[Figure content listings]
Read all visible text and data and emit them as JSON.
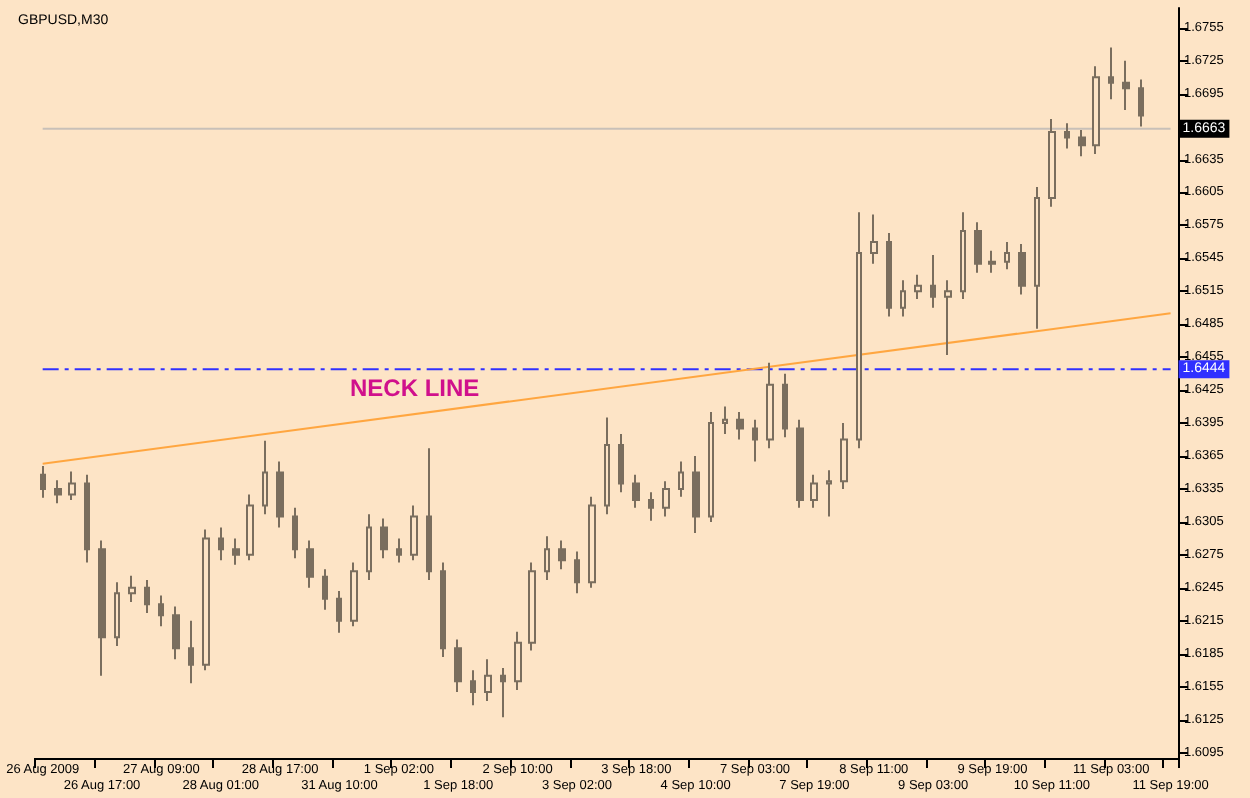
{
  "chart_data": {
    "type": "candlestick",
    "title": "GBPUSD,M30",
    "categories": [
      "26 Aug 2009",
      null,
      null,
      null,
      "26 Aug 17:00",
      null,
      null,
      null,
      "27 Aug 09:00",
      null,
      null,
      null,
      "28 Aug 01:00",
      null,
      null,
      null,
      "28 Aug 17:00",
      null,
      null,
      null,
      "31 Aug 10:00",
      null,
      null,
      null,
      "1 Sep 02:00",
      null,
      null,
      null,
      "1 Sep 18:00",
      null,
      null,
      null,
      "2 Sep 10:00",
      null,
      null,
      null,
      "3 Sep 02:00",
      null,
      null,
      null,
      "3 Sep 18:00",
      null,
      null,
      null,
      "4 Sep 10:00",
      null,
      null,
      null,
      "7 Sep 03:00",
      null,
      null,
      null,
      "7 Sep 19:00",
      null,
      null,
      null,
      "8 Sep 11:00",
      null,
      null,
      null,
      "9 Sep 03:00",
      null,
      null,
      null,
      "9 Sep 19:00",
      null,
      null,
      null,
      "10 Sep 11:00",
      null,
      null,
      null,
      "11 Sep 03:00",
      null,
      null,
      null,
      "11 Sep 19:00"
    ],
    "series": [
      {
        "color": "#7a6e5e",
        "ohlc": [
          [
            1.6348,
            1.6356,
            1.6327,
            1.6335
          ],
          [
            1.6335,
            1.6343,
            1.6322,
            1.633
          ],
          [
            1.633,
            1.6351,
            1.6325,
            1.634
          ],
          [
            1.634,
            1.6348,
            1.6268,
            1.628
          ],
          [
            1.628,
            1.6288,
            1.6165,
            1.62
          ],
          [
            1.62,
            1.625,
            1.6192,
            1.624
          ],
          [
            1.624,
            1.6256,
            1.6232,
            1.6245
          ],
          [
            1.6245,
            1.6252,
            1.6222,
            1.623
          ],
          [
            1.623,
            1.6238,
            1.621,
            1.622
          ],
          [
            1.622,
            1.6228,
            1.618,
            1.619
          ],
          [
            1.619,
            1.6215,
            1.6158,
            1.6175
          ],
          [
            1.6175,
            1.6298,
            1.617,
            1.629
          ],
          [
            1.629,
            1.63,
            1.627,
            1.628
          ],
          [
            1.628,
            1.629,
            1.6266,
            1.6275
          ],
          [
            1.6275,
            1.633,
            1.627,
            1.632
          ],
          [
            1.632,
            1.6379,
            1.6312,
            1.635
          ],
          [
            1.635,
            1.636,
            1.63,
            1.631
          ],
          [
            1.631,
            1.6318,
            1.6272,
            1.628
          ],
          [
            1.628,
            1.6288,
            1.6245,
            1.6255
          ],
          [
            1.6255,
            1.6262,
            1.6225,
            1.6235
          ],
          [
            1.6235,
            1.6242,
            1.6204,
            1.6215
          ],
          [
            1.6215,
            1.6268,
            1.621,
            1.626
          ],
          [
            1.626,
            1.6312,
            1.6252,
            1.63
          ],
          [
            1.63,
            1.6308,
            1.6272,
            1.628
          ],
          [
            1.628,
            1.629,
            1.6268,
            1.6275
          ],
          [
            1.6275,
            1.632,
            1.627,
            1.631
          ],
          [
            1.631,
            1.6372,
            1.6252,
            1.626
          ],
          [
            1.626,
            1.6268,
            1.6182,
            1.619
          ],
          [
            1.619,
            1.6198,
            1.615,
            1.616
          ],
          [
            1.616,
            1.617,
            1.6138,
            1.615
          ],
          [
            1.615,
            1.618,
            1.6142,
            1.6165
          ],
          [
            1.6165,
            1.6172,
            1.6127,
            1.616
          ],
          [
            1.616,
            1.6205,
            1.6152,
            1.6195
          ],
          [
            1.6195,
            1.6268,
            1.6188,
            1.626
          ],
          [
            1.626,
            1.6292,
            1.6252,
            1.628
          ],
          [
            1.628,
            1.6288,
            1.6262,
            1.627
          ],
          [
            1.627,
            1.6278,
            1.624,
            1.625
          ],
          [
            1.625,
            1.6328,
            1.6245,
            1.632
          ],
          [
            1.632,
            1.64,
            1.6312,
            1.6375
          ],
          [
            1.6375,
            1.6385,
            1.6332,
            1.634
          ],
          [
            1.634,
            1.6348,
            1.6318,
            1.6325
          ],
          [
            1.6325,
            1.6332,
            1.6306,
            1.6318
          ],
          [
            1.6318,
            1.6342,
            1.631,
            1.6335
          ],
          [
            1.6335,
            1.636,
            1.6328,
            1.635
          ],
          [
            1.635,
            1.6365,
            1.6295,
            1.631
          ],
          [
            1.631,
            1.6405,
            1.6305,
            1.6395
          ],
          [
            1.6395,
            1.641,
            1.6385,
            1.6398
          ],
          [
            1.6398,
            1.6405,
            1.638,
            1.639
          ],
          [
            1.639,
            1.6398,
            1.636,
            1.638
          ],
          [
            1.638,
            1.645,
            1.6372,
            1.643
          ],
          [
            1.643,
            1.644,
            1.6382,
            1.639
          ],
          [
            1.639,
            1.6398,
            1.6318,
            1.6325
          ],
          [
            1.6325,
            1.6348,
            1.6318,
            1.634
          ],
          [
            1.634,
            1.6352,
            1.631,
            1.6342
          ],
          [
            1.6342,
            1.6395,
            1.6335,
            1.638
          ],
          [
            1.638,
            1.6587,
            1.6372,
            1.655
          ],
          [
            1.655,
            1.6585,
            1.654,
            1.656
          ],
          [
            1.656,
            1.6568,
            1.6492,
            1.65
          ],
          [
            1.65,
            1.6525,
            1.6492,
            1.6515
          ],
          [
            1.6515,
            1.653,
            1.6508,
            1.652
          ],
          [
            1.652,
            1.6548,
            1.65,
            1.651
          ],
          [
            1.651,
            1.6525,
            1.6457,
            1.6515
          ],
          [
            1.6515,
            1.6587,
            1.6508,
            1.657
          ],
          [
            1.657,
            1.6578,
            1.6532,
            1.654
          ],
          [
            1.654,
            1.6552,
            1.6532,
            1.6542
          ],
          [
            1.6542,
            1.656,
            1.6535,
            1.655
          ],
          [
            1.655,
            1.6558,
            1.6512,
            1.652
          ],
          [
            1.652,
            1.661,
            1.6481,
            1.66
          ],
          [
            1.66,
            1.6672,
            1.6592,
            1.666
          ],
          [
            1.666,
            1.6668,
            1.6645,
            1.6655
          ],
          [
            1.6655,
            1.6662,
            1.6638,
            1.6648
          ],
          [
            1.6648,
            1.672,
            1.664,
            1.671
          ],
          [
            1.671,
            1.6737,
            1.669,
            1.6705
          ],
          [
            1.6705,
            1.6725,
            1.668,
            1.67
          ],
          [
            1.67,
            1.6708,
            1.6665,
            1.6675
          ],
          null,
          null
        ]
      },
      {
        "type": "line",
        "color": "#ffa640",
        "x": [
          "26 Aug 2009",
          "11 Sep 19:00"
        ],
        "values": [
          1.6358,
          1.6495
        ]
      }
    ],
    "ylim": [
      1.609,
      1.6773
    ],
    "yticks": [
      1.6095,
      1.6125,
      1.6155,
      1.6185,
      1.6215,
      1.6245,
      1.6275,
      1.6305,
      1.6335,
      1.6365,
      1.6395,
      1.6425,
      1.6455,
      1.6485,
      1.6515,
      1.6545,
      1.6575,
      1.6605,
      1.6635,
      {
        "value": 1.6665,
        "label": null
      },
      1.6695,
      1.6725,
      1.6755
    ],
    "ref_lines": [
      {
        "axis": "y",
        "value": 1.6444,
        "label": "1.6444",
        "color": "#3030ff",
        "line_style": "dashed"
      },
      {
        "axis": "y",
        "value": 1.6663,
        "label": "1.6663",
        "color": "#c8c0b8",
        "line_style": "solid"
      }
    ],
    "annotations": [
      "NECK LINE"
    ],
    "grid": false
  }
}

*GOAL*
Which lines of the data above contain "color"? Copy each one.

*RESPONSE FOR THIS EXERCISE*
        "color": "#7a6e5e",
        "color": "#ffa640",
        "color": "#3030ff",
        "color": "#c8c0b8",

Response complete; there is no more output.